# [Data provided]
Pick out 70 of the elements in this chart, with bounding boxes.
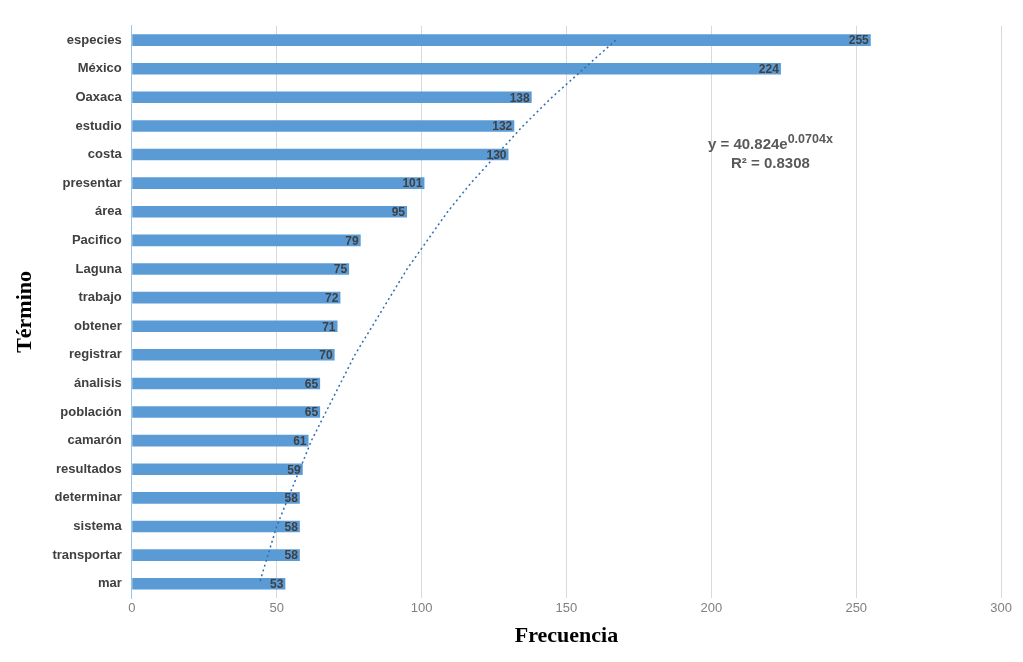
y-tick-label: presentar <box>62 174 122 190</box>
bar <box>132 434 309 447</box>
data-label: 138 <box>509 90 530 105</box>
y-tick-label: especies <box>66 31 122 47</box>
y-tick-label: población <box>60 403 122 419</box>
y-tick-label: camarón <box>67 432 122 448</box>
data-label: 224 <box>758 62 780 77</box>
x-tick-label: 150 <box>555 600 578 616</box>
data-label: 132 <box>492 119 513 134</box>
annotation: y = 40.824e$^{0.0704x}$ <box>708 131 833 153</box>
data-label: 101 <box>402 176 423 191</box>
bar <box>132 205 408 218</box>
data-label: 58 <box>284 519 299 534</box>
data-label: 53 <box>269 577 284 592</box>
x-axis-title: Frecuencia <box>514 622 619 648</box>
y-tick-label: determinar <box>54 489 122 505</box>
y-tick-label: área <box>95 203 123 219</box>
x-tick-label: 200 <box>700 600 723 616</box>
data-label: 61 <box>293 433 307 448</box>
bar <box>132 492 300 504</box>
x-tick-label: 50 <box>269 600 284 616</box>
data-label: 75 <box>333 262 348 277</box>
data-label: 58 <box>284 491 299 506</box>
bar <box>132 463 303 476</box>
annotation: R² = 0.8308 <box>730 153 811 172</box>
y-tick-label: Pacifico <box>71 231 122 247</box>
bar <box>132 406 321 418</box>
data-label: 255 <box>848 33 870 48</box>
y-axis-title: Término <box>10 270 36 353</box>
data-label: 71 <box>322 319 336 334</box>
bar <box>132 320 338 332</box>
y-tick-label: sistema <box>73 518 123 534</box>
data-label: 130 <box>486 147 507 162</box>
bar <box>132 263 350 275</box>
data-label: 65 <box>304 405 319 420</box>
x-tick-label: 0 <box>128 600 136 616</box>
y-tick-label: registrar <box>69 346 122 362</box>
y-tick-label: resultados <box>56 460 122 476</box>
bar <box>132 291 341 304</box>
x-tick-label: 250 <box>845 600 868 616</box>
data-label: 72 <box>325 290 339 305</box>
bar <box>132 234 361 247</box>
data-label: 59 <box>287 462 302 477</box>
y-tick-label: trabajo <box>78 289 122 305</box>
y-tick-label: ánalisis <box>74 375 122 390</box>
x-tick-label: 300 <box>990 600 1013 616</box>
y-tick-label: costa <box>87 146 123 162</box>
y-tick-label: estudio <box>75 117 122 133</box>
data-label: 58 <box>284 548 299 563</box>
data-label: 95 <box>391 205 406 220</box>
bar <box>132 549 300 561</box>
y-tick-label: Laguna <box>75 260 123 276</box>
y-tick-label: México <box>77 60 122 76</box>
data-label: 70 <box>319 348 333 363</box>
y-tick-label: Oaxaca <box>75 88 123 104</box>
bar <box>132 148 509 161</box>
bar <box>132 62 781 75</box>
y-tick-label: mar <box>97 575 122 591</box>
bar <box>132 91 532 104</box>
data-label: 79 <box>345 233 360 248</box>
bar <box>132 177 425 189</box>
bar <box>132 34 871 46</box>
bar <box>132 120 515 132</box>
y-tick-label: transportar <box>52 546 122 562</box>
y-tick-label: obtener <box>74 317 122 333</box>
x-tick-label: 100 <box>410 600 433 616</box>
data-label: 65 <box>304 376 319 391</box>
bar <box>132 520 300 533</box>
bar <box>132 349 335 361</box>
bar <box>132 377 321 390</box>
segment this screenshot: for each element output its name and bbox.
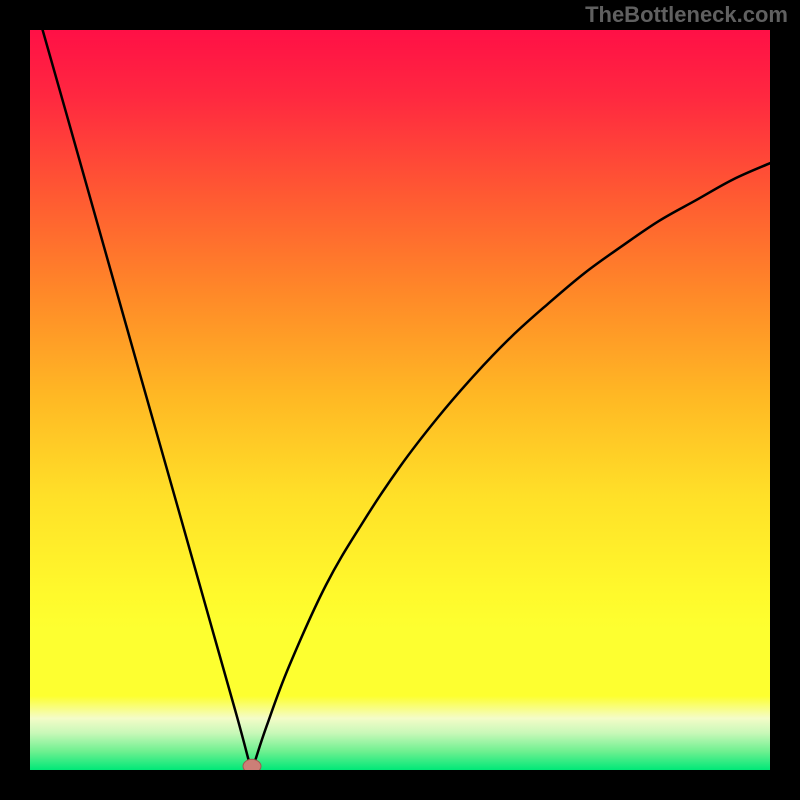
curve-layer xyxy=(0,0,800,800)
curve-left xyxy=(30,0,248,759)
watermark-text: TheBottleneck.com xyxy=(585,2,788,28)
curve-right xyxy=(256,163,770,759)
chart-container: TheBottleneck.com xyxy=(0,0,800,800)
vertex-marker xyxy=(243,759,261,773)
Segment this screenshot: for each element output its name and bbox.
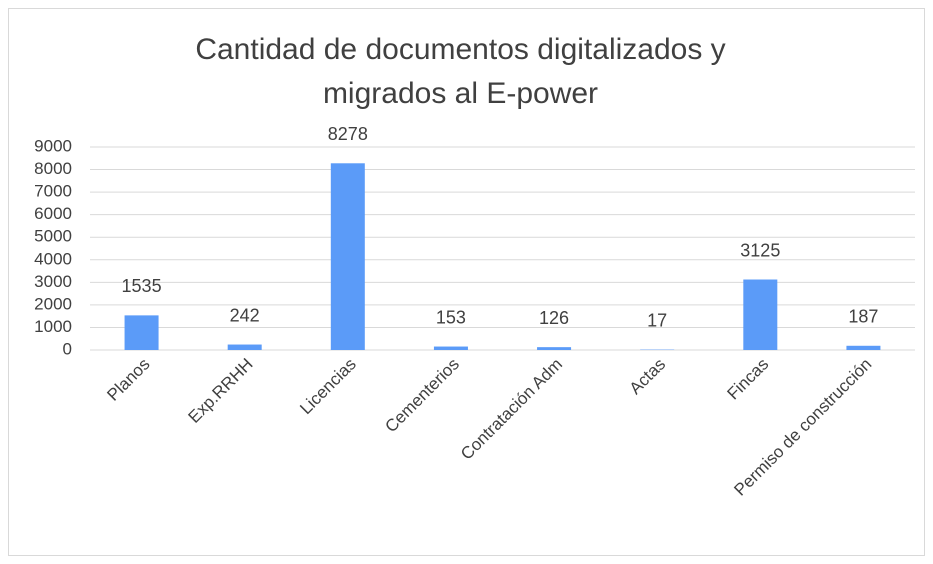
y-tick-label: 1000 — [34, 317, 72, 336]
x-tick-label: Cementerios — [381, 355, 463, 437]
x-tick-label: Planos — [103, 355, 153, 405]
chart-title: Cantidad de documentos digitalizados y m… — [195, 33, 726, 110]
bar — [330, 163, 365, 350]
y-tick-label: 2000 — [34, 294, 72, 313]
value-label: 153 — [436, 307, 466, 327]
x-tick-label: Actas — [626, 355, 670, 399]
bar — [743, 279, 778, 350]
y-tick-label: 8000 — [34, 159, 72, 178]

# [Written request]
Tally the lines in the rows above that contain the string "chart", treating uppercase and lowercase as different, and give only the number.

# [Exercise solution]
3